**Stored data:**
## BEGIN
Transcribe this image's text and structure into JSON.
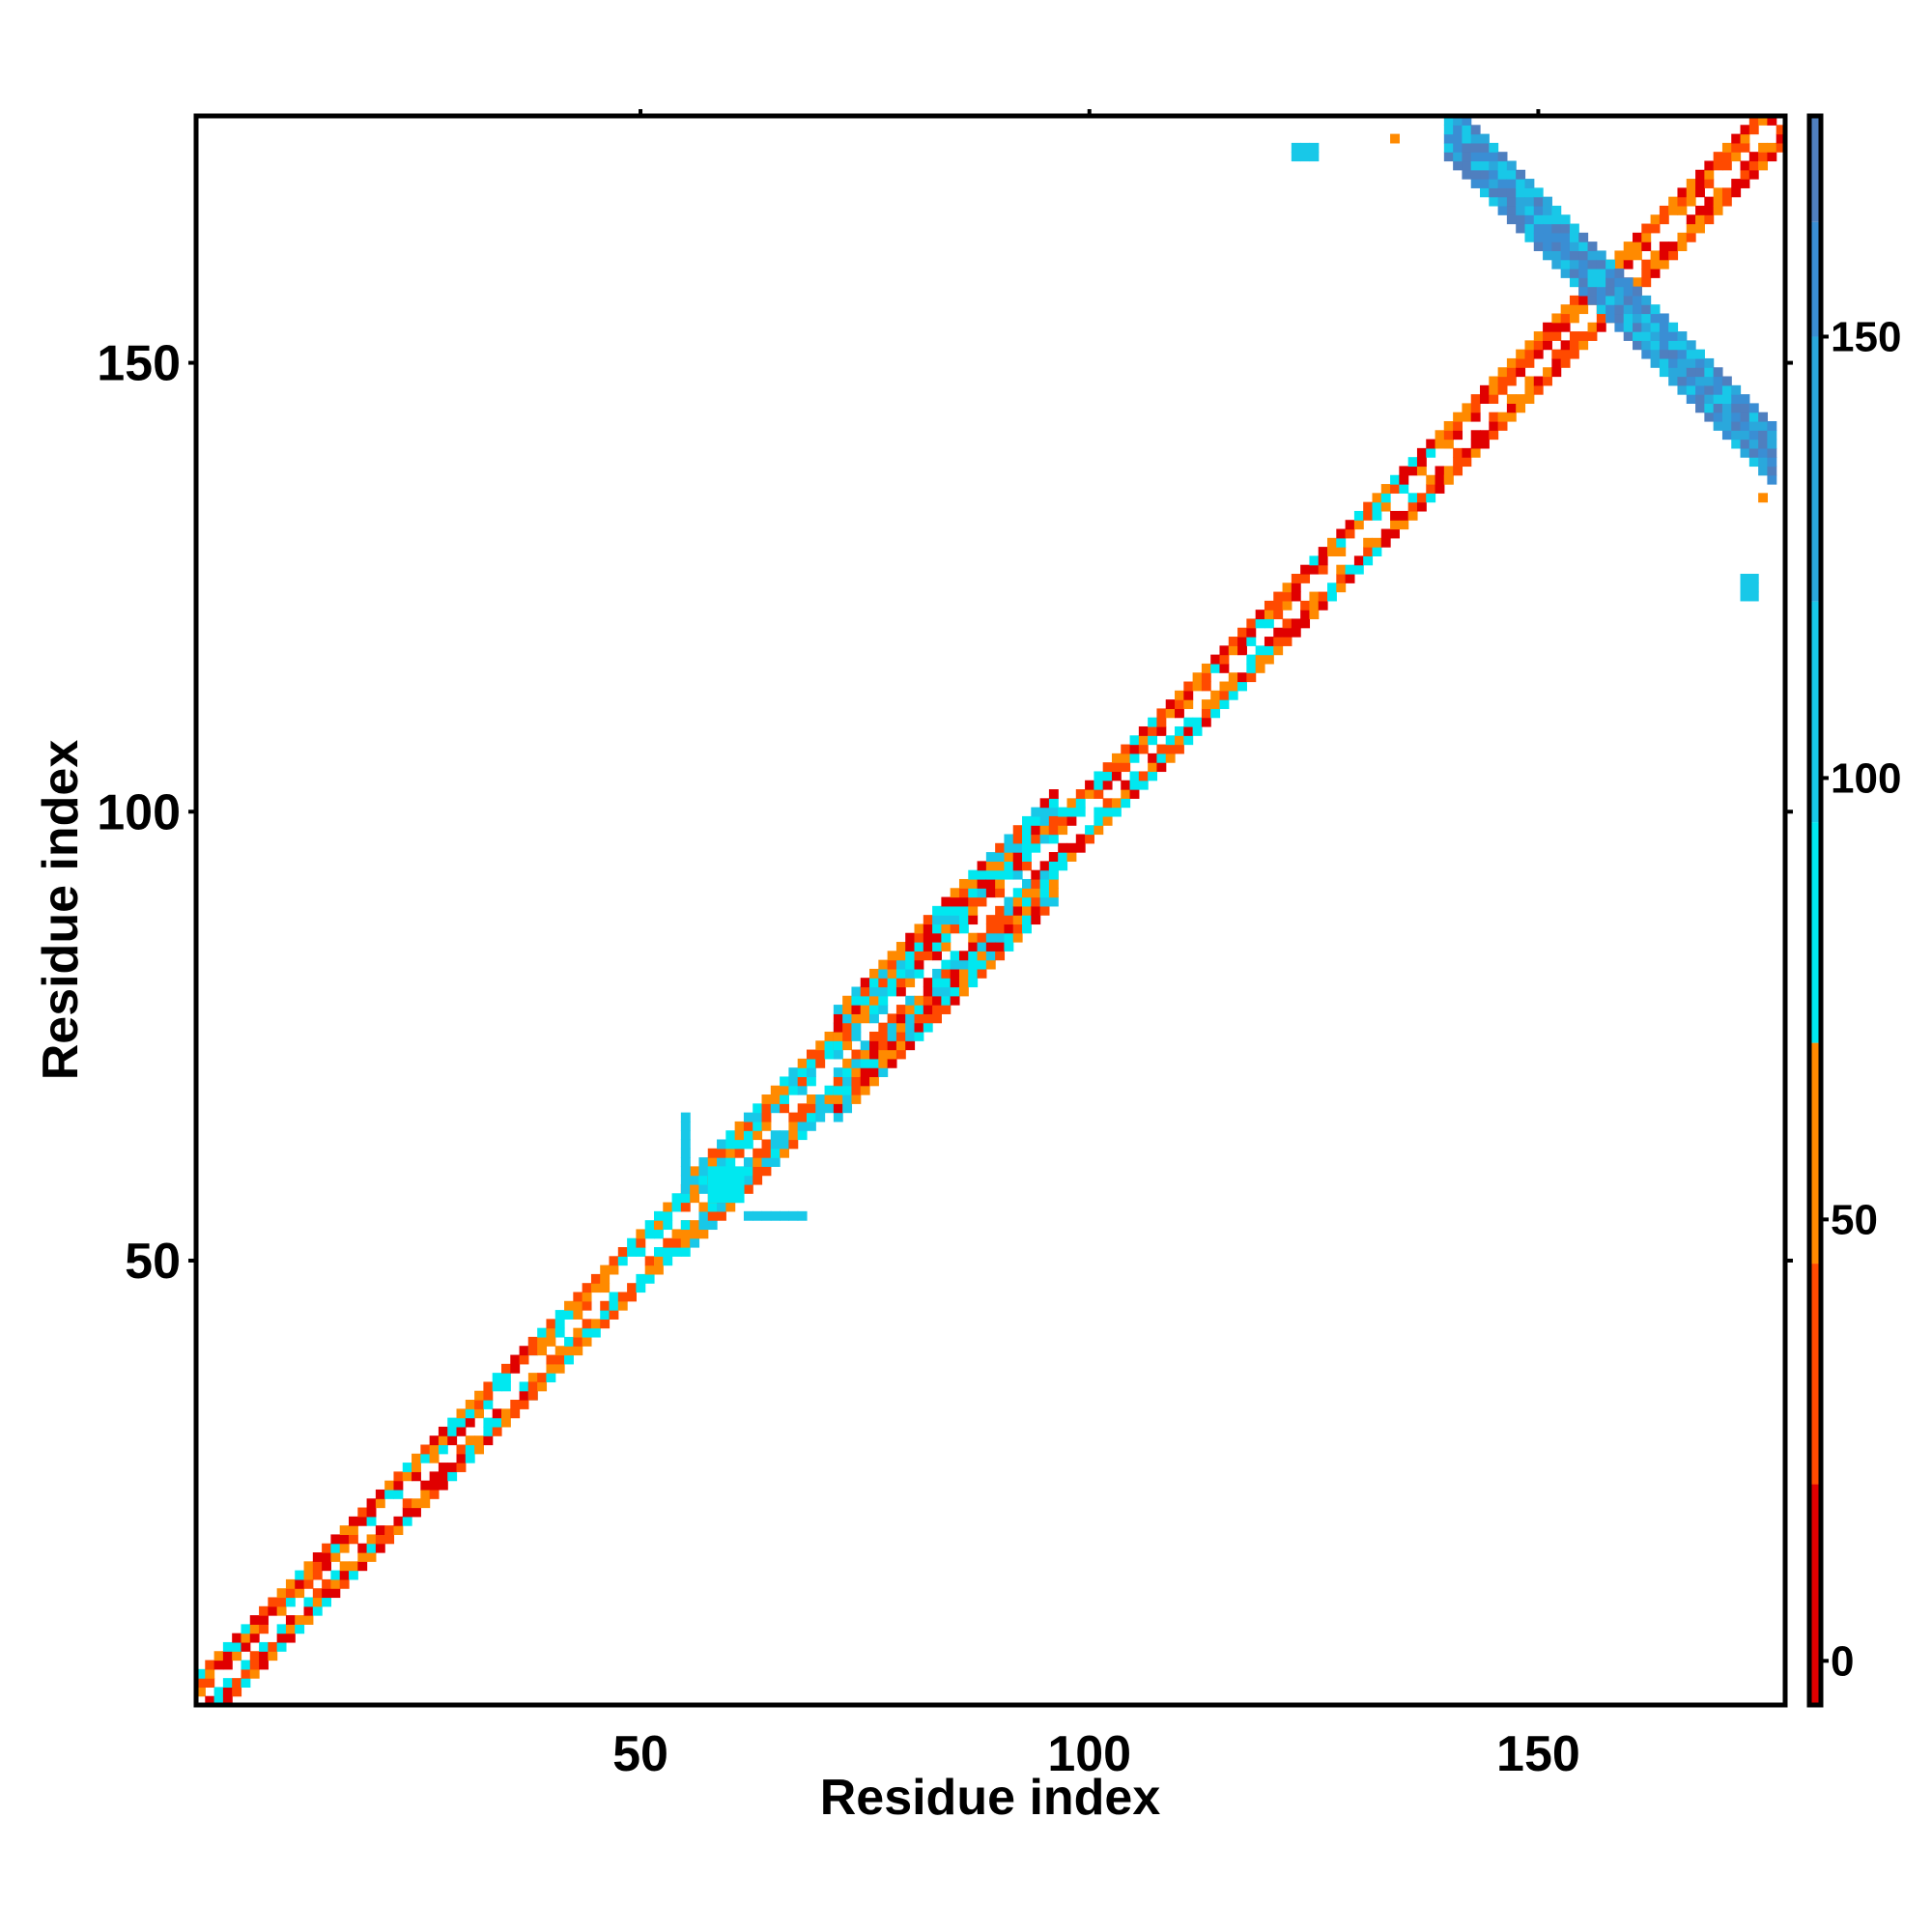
{
  "chart_data": {
    "type": "heatmap",
    "title": "",
    "xlabel": "Residue index",
    "ylabel": "Residue index",
    "xlim": [
      1,
      177
    ],
    "ylim": [
      1,
      177
    ],
    "x_ticks": [
      "50",
      "100",
      "150"
    ],
    "y_ticks": [
      "50",
      "100",
      "150"
    ],
    "grid": false,
    "legend": {
      "type": "colorbar",
      "placement": "right",
      "ticks": [
        "0",
        "50",
        "100",
        "150"
      ],
      "range": [
        -5,
        175
      ],
      "bands": [
        {
          "from": -5,
          "to": 20,
          "color": "#e00000"
        },
        {
          "from": 20,
          "to": 45,
          "color": "#ff4a00"
        },
        {
          "from": 45,
          "to": 70,
          "color": "#ff8a00"
        },
        {
          "from": 70,
          "to": 95,
          "color": "#00e8f0"
        },
        {
          "from": 95,
          "to": 120,
          "color": "#18c8e8"
        },
        {
          "from": 120,
          "to": 150,
          "color": "#2aa8dc"
        },
        {
          "from": 150,
          "to": 163,
          "color": "#3a8ed4"
        },
        {
          "from": 163,
          "to": 175,
          "color": "#4f7fbf"
        }
      ]
    },
    "features": [
      {
        "kind": "diagonal_band",
        "from": 1,
        "to": 38,
        "width": 3,
        "colors": [
          "#ff4a00",
          "#e00000",
          "#ff8a00",
          "#00e8f0"
        ]
      },
      {
        "kind": "diagonal_band",
        "from": 38,
        "to": 55,
        "width": 3,
        "colors": [
          "#00e8f0",
          "#ff4a00",
          "#ff8a00"
        ]
      },
      {
        "kind": "diagonal_band",
        "from": 55,
        "to": 72,
        "width": 4,
        "colors": [
          "#ff4a00",
          "#ff8a00",
          "#00e8f0",
          "#18c8e8"
        ]
      },
      {
        "kind": "diagonal_band",
        "from": 72,
        "to": 96,
        "width": 6,
        "colors": [
          "#00e8f0",
          "#ff4a00",
          "#e00000",
          "#ff8a00",
          "#18c8e8"
        ]
      },
      {
        "kind": "diagonal_band",
        "from": 96,
        "to": 140,
        "width": 3,
        "colors": [
          "#ff8a00",
          "#ff4a00",
          "#00e8f0",
          "#e00000"
        ]
      },
      {
        "kind": "diagonal_band",
        "from": 140,
        "to": 177,
        "width": 3,
        "colors": [
          "#ff4a00",
          "#e00000",
          "#ff8a00"
        ]
      },
      {
        "kind": "antidiagonal_band",
        "from_x": 140,
        "to_x": 176,
        "sum": 316,
        "width": 3,
        "colors": [
          "#4f7fbf",
          "#3a8ed4",
          "#2aa8dc",
          "#18c8e8"
        ]
      },
      {
        "kind": "patch",
        "x": 123,
        "y": 173,
        "w": 3,
        "h": 2,
        "color": "#18c8e8"
      },
      {
        "kind": "patch",
        "x": 173,
        "y": 124,
        "w": 2,
        "h": 3,
        "color": "#18c8e8"
      },
      {
        "kind": "patch",
        "x": 134,
        "y": 175,
        "w": 1,
        "h": 1,
        "color": "#ff8a00"
      },
      {
        "kind": "patch",
        "x": 175,
        "y": 135,
        "w": 1,
        "h": 1,
        "color": "#ff8a00"
      },
      {
        "kind": "patch",
        "x": 55,
        "y": 60,
        "w": 1,
        "h": 7,
        "color": "#18c8e8"
      },
      {
        "kind": "patch",
        "x": 62,
        "y": 55,
        "w": 7,
        "h": 1,
        "color": "#18c8e8"
      },
      {
        "kind": "patch",
        "x": 58,
        "y": 57,
        "w": 4,
        "h": 4,
        "color": "#00e8f0"
      }
    ]
  }
}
## END
Keep the pictures out of the copy and return the rest of the data above exactly.

**Result of the exercise:**
Transcribe this image's text and structure into JSON.
{
  "chart_data": {
    "type": "heatmap",
    "title": "",
    "xlabel": "Residue index",
    "ylabel": "Residue index",
    "xlim": [
      1,
      177
    ],
    "ylim": [
      1,
      177
    ],
    "x_ticks": [
      "50",
      "100",
      "150"
    ],
    "y_ticks": [
      "50",
      "100",
      "150"
    ],
    "grid": false,
    "legend": {
      "type": "colorbar",
      "placement": "right",
      "ticks": [
        "0",
        "50",
        "100",
        "150"
      ],
      "range": [
        -5,
        175
      ],
      "bands": [
        {
          "from": -5,
          "to": 20,
          "color": "#e00000"
        },
        {
          "from": 20,
          "to": 45,
          "color": "#ff4a00"
        },
        {
          "from": 45,
          "to": 70,
          "color": "#ff8a00"
        },
        {
          "from": 70,
          "to": 95,
          "color": "#00e8f0"
        },
        {
          "from": 95,
          "to": 120,
          "color": "#18c8e8"
        },
        {
          "from": 120,
          "to": 150,
          "color": "#2aa8dc"
        },
        {
          "from": 150,
          "to": 163,
          "color": "#3a8ed4"
        },
        {
          "from": 163,
          "to": 175,
          "color": "#4f7fbf"
        }
      ]
    },
    "features": [
      {
        "kind": "diagonal_band",
        "from": 1,
        "to": 38,
        "width": 3,
        "colors": [
          "#ff4a00",
          "#e00000",
          "#ff8a00",
          "#00e8f0"
        ]
      },
      {
        "kind": "diagonal_band",
        "from": 38,
        "to": 55,
        "width": 3,
        "colors": [
          "#00e8f0",
          "#ff4a00",
          "#ff8a00"
        ]
      },
      {
        "kind": "diagonal_band",
        "from": 55,
        "to": 72,
        "width": 4,
        "colors": [
          "#ff4a00",
          "#ff8a00",
          "#00e8f0",
          "#18c8e8"
        ]
      },
      {
        "kind": "diagonal_band",
        "from": 72,
        "to": 96,
        "width": 6,
        "colors": [
          "#00e8f0",
          "#ff4a00",
          "#e00000",
          "#ff8a00",
          "#18c8e8"
        ]
      },
      {
        "kind": "diagonal_band",
        "from": 96,
        "to": 140,
        "width": 3,
        "colors": [
          "#ff8a00",
          "#ff4a00",
          "#00e8f0",
          "#e00000"
        ]
      },
      {
        "kind": "diagonal_band",
        "from": 140,
        "to": 177,
        "width": 3,
        "colors": [
          "#ff4a00",
          "#e00000",
          "#ff8a00"
        ]
      },
      {
        "kind": "antidiagonal_band",
        "from_x": 140,
        "to_x": 176,
        "sum": 316,
        "width": 3,
        "colors": [
          "#4f7fbf",
          "#3a8ed4",
          "#2aa8dc",
          "#18c8e8"
        ]
      },
      {
        "kind": "patch",
        "x": 123,
        "y": 173,
        "w": 3,
        "h": 2,
        "color": "#18c8e8"
      },
      {
        "kind": "patch",
        "x": 173,
        "y": 124,
        "w": 2,
        "h": 3,
        "color": "#18c8e8"
      },
      {
        "kind": "patch",
        "x": 134,
        "y": 175,
        "w": 1,
        "h": 1,
        "color": "#ff8a00"
      },
      {
        "kind": "patch",
        "x": 175,
        "y": 135,
        "w": 1,
        "h": 1,
        "color": "#ff8a00"
      },
      {
        "kind": "patch",
        "x": 55,
        "y": 60,
        "w": 1,
        "h": 7,
        "color": "#18c8e8"
      },
      {
        "kind": "patch",
        "x": 62,
        "y": 55,
        "w": 7,
        "h": 1,
        "color": "#18c8e8"
      },
      {
        "kind": "patch",
        "x": 58,
        "y": 57,
        "w": 4,
        "h": 4,
        "color": "#00e8f0"
      }
    ]
  }
}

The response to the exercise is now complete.